● Record list
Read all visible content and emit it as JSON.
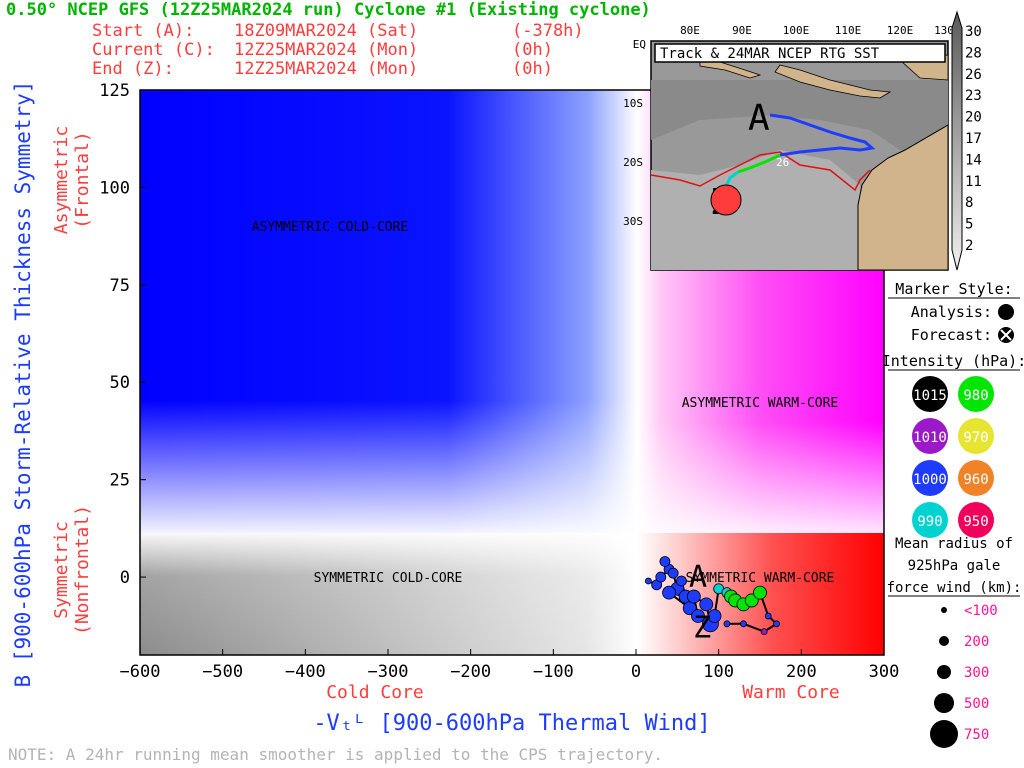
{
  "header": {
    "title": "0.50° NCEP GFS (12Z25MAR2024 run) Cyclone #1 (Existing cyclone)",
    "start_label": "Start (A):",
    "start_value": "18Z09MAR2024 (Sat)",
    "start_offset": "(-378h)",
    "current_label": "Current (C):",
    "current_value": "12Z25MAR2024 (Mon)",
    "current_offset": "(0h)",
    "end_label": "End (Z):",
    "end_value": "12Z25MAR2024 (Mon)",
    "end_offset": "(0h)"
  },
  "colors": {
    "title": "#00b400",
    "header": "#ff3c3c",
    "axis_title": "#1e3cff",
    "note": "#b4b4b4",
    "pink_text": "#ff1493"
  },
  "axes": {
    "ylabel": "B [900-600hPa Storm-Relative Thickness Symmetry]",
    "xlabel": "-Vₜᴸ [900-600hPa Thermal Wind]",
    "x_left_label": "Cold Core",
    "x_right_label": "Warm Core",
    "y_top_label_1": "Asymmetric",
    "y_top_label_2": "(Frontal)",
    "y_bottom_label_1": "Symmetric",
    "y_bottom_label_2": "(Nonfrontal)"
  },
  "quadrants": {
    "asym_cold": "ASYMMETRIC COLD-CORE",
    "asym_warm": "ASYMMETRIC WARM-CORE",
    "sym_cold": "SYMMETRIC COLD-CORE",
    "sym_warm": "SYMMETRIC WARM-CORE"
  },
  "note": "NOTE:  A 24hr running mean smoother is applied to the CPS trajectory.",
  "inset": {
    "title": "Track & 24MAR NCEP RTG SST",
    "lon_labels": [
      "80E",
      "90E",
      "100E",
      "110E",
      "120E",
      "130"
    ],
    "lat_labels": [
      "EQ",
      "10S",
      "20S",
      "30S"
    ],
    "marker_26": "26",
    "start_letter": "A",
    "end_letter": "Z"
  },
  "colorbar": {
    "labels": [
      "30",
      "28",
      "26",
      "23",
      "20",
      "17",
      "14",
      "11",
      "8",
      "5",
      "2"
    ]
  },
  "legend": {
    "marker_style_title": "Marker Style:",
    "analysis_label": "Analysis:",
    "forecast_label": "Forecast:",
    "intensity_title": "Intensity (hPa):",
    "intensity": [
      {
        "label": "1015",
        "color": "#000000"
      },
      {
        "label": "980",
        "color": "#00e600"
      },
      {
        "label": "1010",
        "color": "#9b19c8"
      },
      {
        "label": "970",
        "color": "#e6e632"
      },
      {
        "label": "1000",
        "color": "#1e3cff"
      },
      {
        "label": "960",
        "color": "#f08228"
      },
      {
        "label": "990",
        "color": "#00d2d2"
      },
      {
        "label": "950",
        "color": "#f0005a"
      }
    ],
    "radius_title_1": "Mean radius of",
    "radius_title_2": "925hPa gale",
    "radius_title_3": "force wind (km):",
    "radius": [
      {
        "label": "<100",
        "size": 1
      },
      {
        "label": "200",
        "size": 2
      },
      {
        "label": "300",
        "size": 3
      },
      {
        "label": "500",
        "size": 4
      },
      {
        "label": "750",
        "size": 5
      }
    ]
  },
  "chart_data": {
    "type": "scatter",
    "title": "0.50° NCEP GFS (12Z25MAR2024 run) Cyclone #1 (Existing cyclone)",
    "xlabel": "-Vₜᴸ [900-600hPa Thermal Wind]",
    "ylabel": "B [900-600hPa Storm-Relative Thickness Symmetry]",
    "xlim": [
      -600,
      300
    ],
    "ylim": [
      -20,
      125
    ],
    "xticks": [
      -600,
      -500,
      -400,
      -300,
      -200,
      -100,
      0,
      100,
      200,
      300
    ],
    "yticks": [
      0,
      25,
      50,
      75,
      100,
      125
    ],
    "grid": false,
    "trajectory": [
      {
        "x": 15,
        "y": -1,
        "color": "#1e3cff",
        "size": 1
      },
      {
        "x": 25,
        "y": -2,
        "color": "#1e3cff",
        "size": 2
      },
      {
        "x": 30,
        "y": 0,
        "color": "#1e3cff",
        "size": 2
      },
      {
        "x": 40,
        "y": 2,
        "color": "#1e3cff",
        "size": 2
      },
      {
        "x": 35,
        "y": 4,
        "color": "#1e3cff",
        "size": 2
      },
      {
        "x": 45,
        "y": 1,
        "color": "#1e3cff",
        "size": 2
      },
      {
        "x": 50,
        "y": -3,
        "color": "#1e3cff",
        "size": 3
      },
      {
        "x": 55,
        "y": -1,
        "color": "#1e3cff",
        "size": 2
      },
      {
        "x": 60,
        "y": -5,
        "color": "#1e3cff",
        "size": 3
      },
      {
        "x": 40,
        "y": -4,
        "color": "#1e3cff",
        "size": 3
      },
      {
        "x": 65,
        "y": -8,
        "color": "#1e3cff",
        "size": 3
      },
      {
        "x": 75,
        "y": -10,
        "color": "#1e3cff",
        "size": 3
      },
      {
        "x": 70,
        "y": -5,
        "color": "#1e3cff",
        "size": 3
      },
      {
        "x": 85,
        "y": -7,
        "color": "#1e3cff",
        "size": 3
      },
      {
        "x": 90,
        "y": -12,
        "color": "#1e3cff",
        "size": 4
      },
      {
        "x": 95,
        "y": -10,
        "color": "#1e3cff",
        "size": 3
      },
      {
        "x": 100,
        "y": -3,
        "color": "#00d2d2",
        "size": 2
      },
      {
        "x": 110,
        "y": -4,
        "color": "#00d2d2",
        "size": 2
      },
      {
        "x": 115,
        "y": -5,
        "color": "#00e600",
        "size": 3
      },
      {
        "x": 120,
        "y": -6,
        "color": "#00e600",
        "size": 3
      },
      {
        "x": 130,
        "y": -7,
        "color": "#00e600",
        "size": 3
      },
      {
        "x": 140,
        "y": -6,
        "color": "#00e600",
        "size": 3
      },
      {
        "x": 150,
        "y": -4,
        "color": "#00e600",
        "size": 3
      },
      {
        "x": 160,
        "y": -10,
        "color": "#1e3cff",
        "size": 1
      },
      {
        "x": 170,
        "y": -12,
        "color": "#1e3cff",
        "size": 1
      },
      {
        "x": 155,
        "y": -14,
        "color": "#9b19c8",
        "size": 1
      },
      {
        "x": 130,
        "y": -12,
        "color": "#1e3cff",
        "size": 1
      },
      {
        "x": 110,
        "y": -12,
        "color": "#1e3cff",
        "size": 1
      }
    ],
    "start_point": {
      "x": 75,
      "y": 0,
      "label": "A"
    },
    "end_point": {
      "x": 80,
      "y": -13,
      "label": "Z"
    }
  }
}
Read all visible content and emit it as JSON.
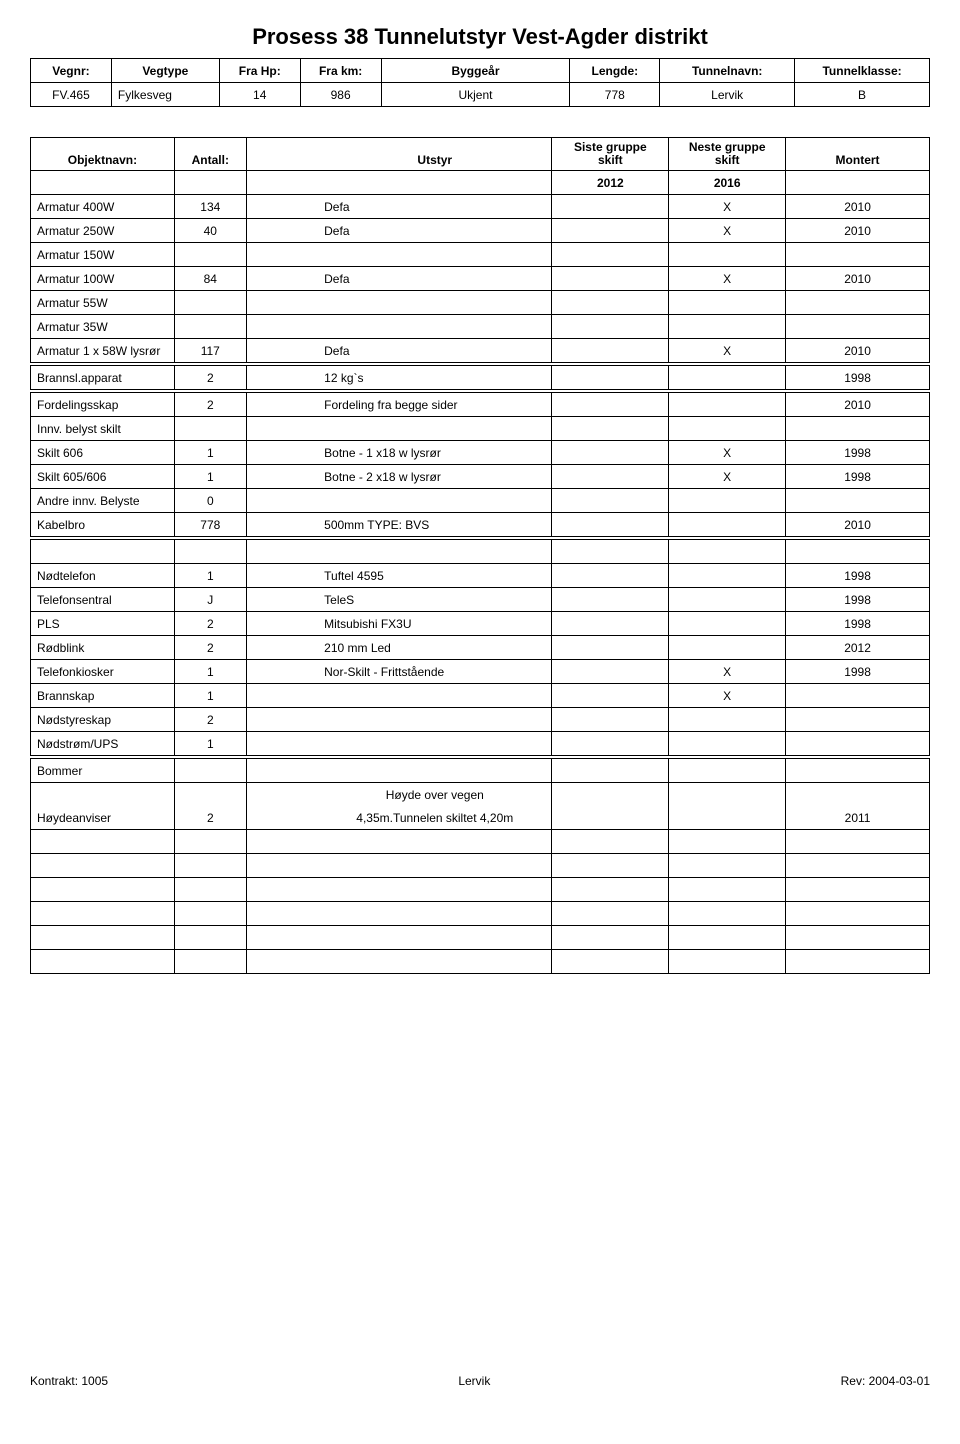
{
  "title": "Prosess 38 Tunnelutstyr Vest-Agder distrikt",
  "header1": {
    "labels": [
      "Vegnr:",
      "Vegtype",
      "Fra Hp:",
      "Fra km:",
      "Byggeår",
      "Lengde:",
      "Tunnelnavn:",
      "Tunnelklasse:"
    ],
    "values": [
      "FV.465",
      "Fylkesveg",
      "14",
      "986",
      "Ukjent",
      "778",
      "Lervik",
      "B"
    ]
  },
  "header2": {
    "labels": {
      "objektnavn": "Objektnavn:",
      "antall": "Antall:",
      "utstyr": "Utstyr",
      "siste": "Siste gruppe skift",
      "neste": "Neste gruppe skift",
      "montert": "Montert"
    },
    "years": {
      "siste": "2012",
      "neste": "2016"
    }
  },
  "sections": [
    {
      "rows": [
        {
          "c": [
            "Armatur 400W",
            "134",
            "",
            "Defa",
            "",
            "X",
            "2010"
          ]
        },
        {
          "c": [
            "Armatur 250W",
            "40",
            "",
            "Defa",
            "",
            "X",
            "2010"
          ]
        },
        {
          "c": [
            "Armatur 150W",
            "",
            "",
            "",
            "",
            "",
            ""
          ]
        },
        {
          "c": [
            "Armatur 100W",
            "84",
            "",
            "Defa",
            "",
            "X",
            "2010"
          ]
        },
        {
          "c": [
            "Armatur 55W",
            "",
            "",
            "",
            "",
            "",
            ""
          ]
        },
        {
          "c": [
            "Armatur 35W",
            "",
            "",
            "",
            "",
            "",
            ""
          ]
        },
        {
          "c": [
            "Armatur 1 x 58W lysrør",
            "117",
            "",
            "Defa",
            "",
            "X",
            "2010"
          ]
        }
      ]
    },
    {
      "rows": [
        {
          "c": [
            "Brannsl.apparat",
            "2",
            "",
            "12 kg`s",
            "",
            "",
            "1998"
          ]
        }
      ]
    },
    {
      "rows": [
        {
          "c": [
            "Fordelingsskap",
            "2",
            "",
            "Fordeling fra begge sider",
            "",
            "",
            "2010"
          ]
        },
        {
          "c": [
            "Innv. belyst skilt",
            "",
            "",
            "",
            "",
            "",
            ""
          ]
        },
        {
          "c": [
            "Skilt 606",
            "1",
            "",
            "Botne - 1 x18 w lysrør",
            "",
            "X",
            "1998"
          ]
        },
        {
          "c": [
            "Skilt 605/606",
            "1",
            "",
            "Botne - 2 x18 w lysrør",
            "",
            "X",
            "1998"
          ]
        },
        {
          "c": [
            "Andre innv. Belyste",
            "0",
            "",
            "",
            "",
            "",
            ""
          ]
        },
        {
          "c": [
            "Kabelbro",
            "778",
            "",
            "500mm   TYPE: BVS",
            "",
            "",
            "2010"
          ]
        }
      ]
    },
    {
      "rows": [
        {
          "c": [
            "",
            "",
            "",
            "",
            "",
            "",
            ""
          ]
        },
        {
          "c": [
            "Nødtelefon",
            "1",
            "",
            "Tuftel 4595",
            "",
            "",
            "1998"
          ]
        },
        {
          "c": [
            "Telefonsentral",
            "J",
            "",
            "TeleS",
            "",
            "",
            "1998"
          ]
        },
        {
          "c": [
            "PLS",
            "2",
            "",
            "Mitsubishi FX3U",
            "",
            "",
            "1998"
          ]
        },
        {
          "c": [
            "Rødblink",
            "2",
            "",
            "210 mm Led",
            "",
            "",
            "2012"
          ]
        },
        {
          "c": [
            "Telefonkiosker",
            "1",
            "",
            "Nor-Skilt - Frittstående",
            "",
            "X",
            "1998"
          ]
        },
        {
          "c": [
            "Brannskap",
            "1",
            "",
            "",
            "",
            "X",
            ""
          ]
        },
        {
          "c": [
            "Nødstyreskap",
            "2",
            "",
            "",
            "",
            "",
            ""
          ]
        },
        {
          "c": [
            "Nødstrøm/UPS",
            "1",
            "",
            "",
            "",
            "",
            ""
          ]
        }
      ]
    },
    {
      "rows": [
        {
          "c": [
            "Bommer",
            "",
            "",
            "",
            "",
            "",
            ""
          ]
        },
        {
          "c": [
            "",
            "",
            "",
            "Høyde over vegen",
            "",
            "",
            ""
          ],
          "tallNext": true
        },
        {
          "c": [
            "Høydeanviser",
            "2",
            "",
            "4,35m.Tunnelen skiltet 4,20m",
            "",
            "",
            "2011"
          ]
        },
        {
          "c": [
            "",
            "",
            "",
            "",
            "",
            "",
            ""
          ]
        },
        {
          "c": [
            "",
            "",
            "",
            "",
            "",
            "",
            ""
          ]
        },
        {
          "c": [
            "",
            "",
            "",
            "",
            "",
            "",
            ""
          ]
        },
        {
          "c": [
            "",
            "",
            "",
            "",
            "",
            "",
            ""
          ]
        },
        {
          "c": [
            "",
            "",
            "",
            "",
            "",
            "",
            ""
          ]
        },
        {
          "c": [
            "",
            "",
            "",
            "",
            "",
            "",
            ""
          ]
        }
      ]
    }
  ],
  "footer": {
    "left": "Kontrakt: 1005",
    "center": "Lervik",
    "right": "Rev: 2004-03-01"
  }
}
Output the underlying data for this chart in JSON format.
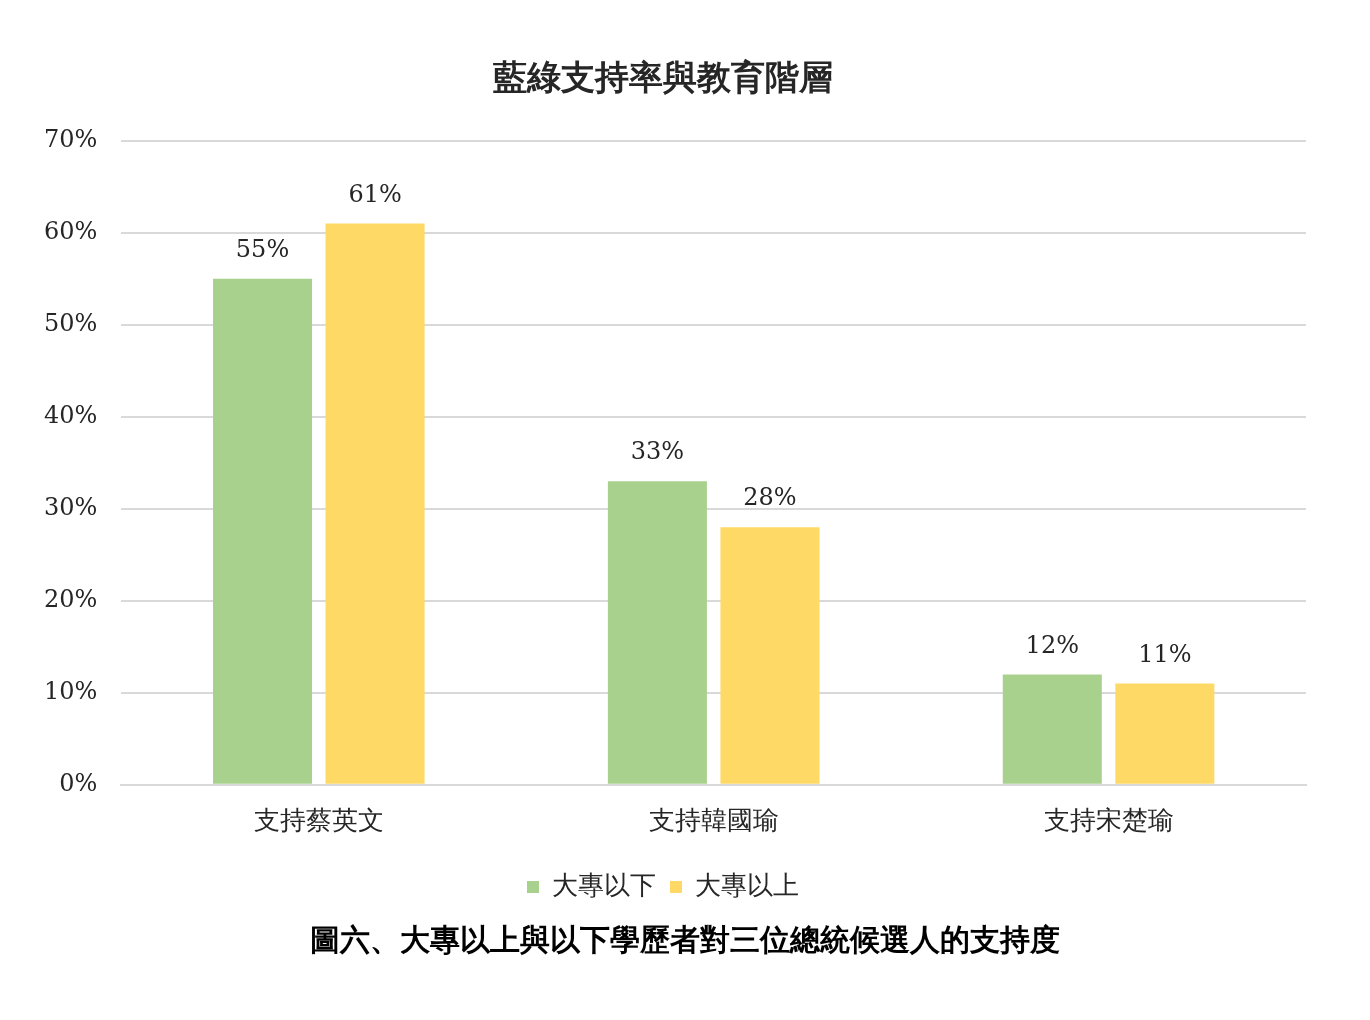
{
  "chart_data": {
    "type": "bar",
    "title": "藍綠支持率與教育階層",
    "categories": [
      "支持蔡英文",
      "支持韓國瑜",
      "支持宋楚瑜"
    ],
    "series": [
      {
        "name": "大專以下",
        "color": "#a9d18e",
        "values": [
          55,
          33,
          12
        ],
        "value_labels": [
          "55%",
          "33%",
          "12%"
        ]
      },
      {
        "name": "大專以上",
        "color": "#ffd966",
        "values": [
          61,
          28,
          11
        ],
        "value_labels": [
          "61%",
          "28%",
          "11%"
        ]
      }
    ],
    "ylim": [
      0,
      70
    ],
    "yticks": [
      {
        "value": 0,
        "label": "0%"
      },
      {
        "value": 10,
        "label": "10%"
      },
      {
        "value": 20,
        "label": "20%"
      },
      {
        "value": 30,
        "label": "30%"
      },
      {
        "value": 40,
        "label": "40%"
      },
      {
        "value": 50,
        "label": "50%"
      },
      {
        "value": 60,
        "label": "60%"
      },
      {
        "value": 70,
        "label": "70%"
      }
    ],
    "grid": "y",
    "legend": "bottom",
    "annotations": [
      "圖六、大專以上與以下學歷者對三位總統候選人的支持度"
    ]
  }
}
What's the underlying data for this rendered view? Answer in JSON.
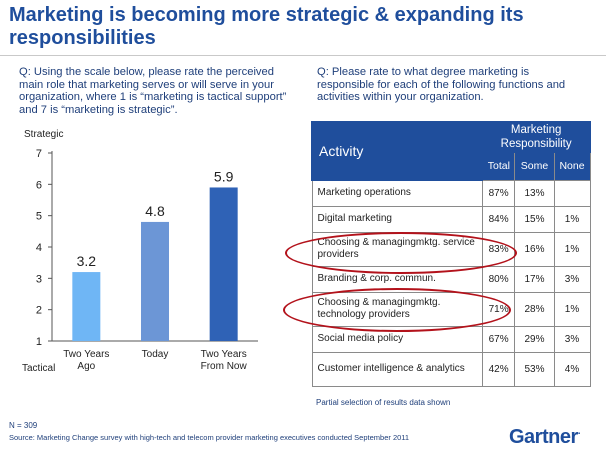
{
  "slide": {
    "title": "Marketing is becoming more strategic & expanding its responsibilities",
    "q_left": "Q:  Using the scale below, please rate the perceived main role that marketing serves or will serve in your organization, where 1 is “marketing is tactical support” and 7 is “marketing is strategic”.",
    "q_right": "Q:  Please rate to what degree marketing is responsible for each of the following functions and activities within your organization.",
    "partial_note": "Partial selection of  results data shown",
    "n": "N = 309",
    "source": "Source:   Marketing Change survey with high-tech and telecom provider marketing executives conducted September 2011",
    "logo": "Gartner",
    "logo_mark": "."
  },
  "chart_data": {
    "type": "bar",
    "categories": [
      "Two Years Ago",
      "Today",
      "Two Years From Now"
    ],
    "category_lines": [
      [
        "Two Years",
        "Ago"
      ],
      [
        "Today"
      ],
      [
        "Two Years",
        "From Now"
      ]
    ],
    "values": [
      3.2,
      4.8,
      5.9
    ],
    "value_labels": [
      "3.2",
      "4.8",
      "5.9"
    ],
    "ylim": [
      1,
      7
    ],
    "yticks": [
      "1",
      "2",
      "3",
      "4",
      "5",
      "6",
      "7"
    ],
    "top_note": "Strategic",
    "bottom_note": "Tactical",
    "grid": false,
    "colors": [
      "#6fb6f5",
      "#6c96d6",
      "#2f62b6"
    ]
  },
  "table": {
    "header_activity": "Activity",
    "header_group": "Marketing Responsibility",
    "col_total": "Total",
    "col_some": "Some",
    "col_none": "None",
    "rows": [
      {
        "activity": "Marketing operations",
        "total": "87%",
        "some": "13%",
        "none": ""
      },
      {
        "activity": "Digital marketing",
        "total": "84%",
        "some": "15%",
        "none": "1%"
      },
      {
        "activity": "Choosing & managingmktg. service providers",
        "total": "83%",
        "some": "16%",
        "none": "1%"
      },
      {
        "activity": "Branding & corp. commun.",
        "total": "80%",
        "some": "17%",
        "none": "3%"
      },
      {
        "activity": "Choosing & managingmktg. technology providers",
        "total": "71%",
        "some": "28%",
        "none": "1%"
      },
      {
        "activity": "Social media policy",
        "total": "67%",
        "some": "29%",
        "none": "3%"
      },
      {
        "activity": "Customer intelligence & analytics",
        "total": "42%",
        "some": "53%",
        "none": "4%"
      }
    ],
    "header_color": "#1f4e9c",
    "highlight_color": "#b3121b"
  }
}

● Written task
Pick out the lines that include the word "organization" and write them out.

● Finished exercise
    "q_left": "Q:  Using the scale below, please rate the perceived main role that marketing serves or will serve in your organization, where 1 is “marketing is tactical support” and 7 is “marketing is strategic”.",
    "q_right": "Q:  Please rate to what degree marketing is responsible for each of the following functions and activities within your organization.",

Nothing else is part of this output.